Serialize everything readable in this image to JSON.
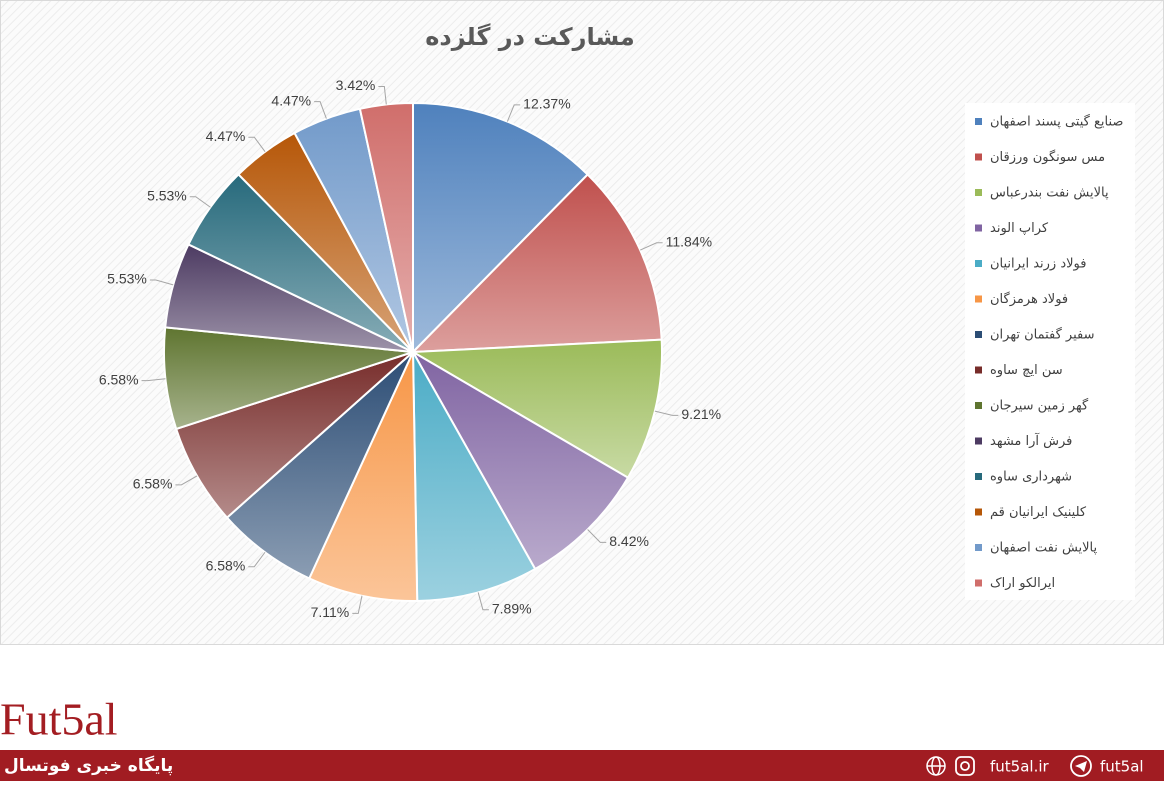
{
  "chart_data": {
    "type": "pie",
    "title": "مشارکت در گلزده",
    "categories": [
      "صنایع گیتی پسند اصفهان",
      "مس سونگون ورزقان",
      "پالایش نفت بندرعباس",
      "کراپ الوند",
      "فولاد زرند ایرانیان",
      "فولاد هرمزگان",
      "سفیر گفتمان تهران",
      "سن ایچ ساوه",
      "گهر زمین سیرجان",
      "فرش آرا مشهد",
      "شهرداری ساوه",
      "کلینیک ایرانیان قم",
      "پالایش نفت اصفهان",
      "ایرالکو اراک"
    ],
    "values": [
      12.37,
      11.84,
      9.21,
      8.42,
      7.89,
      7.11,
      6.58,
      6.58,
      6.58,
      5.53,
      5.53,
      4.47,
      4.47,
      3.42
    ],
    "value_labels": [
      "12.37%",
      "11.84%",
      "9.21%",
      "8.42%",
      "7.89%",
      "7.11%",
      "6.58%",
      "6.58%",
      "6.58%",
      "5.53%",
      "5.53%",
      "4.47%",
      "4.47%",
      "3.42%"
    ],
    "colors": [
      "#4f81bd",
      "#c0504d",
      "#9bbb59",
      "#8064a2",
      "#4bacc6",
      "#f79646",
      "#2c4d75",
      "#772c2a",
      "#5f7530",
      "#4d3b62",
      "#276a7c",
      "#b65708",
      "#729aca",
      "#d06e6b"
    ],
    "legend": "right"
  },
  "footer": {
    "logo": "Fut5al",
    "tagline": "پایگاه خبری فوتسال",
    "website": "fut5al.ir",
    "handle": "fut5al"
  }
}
════════
■ **Job**
Pictures appear in the records above. Output everything except them, exactly.

■ **Reply to the task**
Serialize everything readable in this image to JSON.
{
  "chart_data": {
    "type": "pie",
    "title": "مشارکت در گلزده",
    "categories": [
      "صنایع گیتی پسند اصفهان",
      "مس سونگون ورزقان",
      "پالایش نفت بندرعباس",
      "کراپ الوند",
      "فولاد زرند ایرانیان",
      "فولاد هرمزگان",
      "سفیر گفتمان تهران",
      "سن ایچ ساوه",
      "گهر زمین سیرجان",
      "فرش آرا مشهد",
      "شهرداری ساوه",
      "کلینیک ایرانیان قم",
      "پالایش نفت اصفهان",
      "ایرالکو اراک"
    ],
    "values": [
      12.37,
      11.84,
      9.21,
      8.42,
      7.89,
      7.11,
      6.58,
      6.58,
      6.58,
      5.53,
      5.53,
      4.47,
      4.47,
      3.42
    ],
    "value_labels": [
      "12.37%",
      "11.84%",
      "9.21%",
      "8.42%",
      "7.89%",
      "7.11%",
      "6.58%",
      "6.58%",
      "6.58%",
      "5.53%",
      "5.53%",
      "4.47%",
      "4.47%",
      "3.42%"
    ],
    "colors": [
      "#4f81bd",
      "#c0504d",
      "#9bbb59",
      "#8064a2",
      "#4bacc6",
      "#f79646",
      "#2c4d75",
      "#772c2a",
      "#5f7530",
      "#4d3b62",
      "#276a7c",
      "#b65708",
      "#729aca",
      "#d06e6b"
    ],
    "legend": "right"
  },
  "footer": {
    "logo": "Fut5al",
    "tagline": "پایگاه خبری فوتسال",
    "website": "fut5al.ir",
    "handle": "fut5al"
  }
}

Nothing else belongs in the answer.